**Quoted text**
══════
Reaching out is not always an easy thing to do. Not with your family or friends. Not in love or life, and especially not in recovery.


This road we are walking, the road of recovery, is a wonderful road to walk. It is also demanding, confusing, stressful, and downright terrifying at times. It is worth it for me though.


They say in order to start you need to get honest with yourself. Okay, I have always been an honest person for the most part, so that was easy, until it I started to get messy feelings out there that I had repressed and did not want to deal with. Nobody wants to relive, rehash, feel, and face some of these things. That is how we heal though. It can be a beautiful thing. Healing that is, not the mess, and letting go.


It is a weight off your entire being, to be able to let go. We are at a place, a safe place to work through our issues and our addiction with our groups and our sponsor or mentor. We feel accomplished, we are taking steps, and we are doing it!!!! Progress, Pleasure, Pride!!! Yes, recovery road, what a sight to see.


But wait, a rough patch, one of the hardest ones for me. Honesty!
══════
**Written exercise 1**
Please repeat the passage on recovery word for word, between "It is a weight" and "sight to see.", inclusive.
**Written exercise 2**
Pick up the passage on recovery from its final sentence and continue it in the same voice.

**Supplied data**
══════
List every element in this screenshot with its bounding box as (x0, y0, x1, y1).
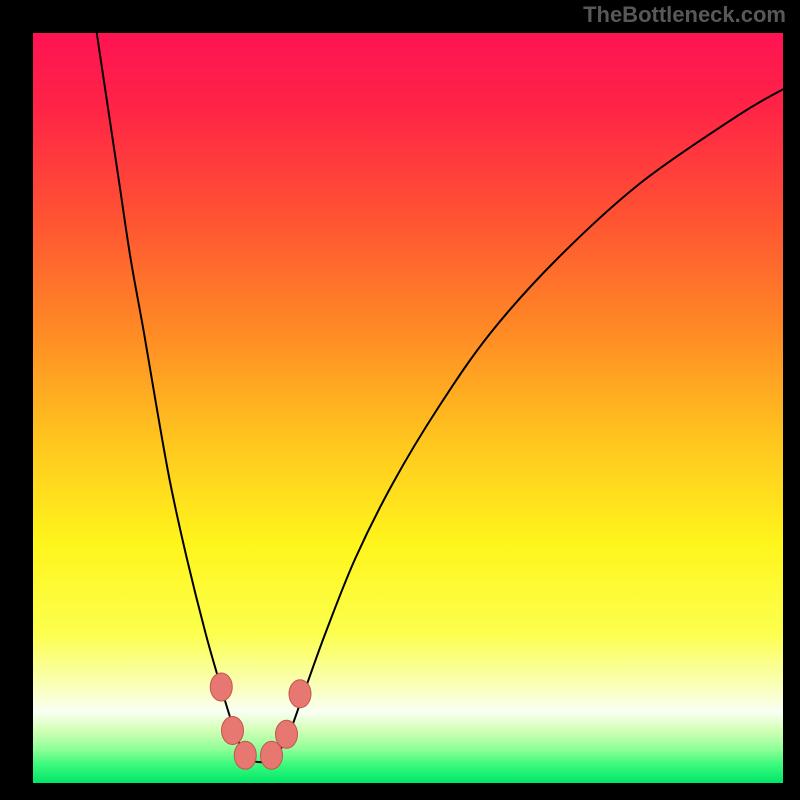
══════
**Exercise result 1**
It is a weight off your entire being, to be able to let go. We are at a place, a safe place to work through our issues and our addiction with our groups and our sponsor or mentor. We feel accomplished, we are taking steps, and we are doing it!!!! Progress, Pleasure, Pride!!! Yes, recovery road, what a sight to see.

**Exercise result 2**
It is the end of a busy day and I am home alone. I am doing the nightly routine and the kids are tucked into bed and asleep. But now it is just me and my thoughts, my feelings. Great. Nothing is wrong, I have not forgotten anything, so why do I not feel right? I grab my cell and call my best friend, but she does not answer. So, I try another friend, and still no answer. At this point I stand up and pace the room trying to figure out why I am feeling the way I am. I cannot shake it. I do not like being alone when I feel like this, so I try another number, still nothing. So, I sit and ask myself, what is wrong? What has me feeling like this? What could be causing me the anxiety I am feeling? So, I call my mentor. Finally, someone answers, the relief all through my body is amazing. The feeling is normal they say, no matter how far in recovery you are. This feeling will come and go. Ok! Relieved I hang the phone up. I get back to my calm down routine before bed, but the feeling is still there. I cannot fight it, I feel it. Its normal.


Now this feeling has hindered me so much in my recovery. The explanation is easy and difficult. To be alone is one thing, but to be lonely is a nightmare. My worst.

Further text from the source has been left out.